* What to produce *
Pick every line with "declined" from the material below.

* Dataset excerpts *
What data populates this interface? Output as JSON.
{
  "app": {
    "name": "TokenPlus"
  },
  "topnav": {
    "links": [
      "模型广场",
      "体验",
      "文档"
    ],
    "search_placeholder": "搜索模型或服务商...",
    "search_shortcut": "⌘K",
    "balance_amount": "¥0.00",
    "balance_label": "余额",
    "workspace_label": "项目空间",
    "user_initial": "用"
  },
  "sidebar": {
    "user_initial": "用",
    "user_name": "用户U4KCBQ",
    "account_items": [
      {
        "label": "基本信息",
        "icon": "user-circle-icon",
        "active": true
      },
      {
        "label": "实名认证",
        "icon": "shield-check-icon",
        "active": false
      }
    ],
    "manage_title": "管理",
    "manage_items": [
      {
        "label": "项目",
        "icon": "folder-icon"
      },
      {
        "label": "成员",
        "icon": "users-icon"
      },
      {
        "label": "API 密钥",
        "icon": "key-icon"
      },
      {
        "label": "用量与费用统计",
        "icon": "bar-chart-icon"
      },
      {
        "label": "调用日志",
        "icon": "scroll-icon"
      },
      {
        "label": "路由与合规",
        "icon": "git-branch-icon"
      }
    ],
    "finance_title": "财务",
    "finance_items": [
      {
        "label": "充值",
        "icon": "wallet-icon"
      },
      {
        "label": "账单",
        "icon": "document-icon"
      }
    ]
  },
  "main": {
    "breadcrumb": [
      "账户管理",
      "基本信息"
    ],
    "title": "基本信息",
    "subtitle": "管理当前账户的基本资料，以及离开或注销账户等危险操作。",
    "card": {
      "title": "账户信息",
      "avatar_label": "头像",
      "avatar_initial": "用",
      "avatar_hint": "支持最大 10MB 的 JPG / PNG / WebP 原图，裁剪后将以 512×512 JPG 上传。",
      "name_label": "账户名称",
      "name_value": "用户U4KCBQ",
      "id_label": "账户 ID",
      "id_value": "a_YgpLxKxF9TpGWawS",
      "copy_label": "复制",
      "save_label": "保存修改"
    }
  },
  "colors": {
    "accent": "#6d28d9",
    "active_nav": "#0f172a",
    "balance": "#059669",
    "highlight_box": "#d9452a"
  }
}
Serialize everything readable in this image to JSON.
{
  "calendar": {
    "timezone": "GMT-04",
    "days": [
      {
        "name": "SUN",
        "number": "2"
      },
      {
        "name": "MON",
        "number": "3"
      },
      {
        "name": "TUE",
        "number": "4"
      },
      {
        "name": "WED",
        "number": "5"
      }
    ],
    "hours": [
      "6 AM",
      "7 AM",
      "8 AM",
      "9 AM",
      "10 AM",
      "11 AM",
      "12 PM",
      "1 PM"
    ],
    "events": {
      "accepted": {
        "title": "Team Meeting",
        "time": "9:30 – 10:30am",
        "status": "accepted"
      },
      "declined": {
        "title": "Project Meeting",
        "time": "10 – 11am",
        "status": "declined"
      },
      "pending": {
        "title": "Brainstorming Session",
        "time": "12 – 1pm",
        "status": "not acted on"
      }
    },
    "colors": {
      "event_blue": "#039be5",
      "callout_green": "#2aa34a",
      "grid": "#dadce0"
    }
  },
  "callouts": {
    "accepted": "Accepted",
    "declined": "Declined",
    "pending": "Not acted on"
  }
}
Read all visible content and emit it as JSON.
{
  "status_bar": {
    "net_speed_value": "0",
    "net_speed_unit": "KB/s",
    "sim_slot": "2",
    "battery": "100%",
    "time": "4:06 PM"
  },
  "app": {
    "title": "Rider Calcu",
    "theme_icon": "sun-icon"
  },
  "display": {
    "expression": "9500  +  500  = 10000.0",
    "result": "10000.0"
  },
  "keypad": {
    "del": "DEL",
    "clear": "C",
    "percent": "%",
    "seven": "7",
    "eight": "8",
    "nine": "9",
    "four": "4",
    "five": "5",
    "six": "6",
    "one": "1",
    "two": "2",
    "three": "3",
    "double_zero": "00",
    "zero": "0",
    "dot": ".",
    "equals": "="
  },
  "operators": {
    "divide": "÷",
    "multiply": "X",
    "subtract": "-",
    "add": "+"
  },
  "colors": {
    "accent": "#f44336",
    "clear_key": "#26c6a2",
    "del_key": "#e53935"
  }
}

* Written answer *
      "declined": {
        "status": "declined"
    "declined": "Declined",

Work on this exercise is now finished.